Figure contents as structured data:
§

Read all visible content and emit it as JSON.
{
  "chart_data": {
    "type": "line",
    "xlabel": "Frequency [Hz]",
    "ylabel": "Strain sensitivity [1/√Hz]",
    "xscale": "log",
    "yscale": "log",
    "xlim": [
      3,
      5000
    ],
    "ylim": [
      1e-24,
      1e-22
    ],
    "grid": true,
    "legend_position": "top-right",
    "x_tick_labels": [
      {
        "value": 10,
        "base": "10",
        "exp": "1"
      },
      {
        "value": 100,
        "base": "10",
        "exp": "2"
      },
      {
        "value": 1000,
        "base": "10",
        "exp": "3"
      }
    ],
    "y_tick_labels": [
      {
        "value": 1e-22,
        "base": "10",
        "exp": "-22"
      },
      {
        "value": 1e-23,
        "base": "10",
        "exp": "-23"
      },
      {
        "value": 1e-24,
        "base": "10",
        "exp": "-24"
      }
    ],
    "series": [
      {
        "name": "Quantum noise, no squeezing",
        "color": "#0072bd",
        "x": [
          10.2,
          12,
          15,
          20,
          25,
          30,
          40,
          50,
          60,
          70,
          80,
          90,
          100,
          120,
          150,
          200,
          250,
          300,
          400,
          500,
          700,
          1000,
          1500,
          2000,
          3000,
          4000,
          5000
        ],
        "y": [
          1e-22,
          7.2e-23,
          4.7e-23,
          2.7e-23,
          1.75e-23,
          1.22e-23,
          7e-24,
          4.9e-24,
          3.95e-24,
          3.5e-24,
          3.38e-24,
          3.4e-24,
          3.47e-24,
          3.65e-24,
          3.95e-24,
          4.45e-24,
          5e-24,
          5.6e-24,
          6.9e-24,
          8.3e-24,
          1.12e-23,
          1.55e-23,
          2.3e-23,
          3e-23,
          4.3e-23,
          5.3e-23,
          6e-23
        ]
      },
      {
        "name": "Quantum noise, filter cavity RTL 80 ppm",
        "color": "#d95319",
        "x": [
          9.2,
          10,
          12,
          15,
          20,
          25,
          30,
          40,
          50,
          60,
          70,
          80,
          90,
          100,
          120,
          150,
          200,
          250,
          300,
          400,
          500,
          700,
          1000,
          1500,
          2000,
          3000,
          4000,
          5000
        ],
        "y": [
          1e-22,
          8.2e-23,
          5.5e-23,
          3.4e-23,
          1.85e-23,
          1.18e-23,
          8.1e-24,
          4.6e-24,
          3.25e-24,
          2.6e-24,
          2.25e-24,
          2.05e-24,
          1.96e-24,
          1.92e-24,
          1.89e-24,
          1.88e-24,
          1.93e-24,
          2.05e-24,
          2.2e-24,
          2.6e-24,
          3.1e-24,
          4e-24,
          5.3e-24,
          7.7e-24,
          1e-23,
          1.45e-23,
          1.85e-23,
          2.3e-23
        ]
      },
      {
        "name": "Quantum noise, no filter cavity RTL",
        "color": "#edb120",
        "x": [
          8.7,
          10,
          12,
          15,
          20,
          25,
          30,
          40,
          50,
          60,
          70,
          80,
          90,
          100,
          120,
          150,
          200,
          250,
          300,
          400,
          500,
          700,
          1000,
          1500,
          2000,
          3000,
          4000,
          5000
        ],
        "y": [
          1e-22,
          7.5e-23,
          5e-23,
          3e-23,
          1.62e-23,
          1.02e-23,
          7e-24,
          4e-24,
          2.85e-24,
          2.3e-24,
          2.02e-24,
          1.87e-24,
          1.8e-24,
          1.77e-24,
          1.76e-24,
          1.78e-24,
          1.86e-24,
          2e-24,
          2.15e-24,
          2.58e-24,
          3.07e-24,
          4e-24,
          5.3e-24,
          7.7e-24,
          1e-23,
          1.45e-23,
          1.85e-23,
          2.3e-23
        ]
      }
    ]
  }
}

§

DESCRIPTION OF THE TASK - The records above should be duplicated in full, exactly as given.

WRITTEN ANSWER -
Read all visible content and emit it as JSON.
{
  "chart_data": {
    "type": "line",
    "xlabel": "Frequency [Hz]",
    "ylabel": "Strain sensitivity [1/√Hz]",
    "xscale": "log",
    "yscale": "log",
    "xlim": [
      3,
      5000
    ],
    "ylim": [
      1e-24,
      1e-22
    ],
    "grid": true,
    "legend_position": "top-right",
    "x_tick_labels": [
      {
        "value": 10,
        "base": "10",
        "exp": "1"
      },
      {
        "value": 100,
        "base": "10",
        "exp": "2"
      },
      {
        "value": 1000,
        "base": "10",
        "exp": "3"
      }
    ],
    "y_tick_labels": [
      {
        "value": 1e-22,
        "base": "10",
        "exp": "-22"
      },
      {
        "value": 1e-23,
        "base": "10",
        "exp": "-23"
      },
      {
        "value": 1e-24,
        "base": "10",
        "exp": "-24"
      }
    ],
    "series": [
      {
        "name": "Quantum noise, no squeezing",
        "color": "#0072bd",
        "x": [
          10.2,
          12,
          15,
          20,
          25,
          30,
          40,
          50,
          60,
          70,
          80,
          90,
          100,
          120,
          150,
          200,
          250,
          300,
          400,
          500,
          700,
          1000,
          1500,
          2000,
          3000,
          4000,
          5000
        ],
        "y": [
          1e-22,
          7.2e-23,
          4.7e-23,
          2.7e-23,
          1.75e-23,
          1.22e-23,
          7e-24,
          4.9e-24,
          3.95e-24,
          3.5e-24,
          3.38e-24,
          3.4e-24,
          3.47e-24,
          3.65e-24,
          3.95e-24,
          4.45e-24,
          5e-24,
          5.6e-24,
          6.9e-24,
          8.3e-24,
          1.12e-23,
          1.55e-23,
          2.3e-23,
          3e-23,
          4.3e-23,
          5.3e-23,
          6e-23
        ]
      },
      {
        "name": "Quantum noise, filter cavity RTL 80 ppm",
        "color": "#d95319",
        "x": [
          9.2,
          10,
          12,
          15,
          20,
          25,
          30,
          40,
          50,
          60,
          70,
          80,
          90,
          100,
          120,
          150,
          200,
          250,
          300,
          400,
          500,
          700,
          1000,
          1500,
          2000,
          3000,
          4000,
          5000
        ],
        "y": [
          1e-22,
          8.2e-23,
          5.5e-23,
          3.4e-23,
          1.85e-23,
          1.18e-23,
          8.1e-24,
          4.6e-24,
          3.25e-24,
          2.6e-24,
          2.25e-24,
          2.05e-24,
          1.96e-24,
          1.92e-24,
          1.89e-24,
          1.88e-24,
          1.93e-24,
          2.05e-24,
          2.2e-24,
          2.6e-24,
          3.1e-24,
          4e-24,
          5.3e-24,
          7.7e-24,
          1e-23,
          1.45e-23,
          1.85e-23,
          2.3e-23
        ]
      },
      {
        "name": "Quantum noise, no filter cavity RTL",
        "color": "#edb120",
        "x": [
          8.7,
          10,
          12,
          15,
          20,
          25,
          30,
          40,
          50,
          60,
          70,
          80,
          90,
          100,
          120,
          150,
          200,
          250,
          300,
          400,
          500,
          700,
          1000,
          1500,
          2000,
          3000,
          4000,
          5000
        ],
        "y": [
          1e-22,
          7.5e-23,
          5e-23,
          3e-23,
          1.62e-23,
          1.02e-23,
          7e-24,
          4e-24,
          2.85e-24,
          2.3e-24,
          2.02e-24,
          1.87e-24,
          1.8e-24,
          1.77e-24,
          1.76e-24,
          1.78e-24,
          1.86e-24,
          2e-24,
          2.15e-24,
          2.58e-24,
          3.07e-24,
          4e-24,
          5.3e-24,
          7.7e-24,
          1e-23,
          1.45e-23,
          1.85e-23,
          2.3e-23
        ]
      }
    ]
  }
}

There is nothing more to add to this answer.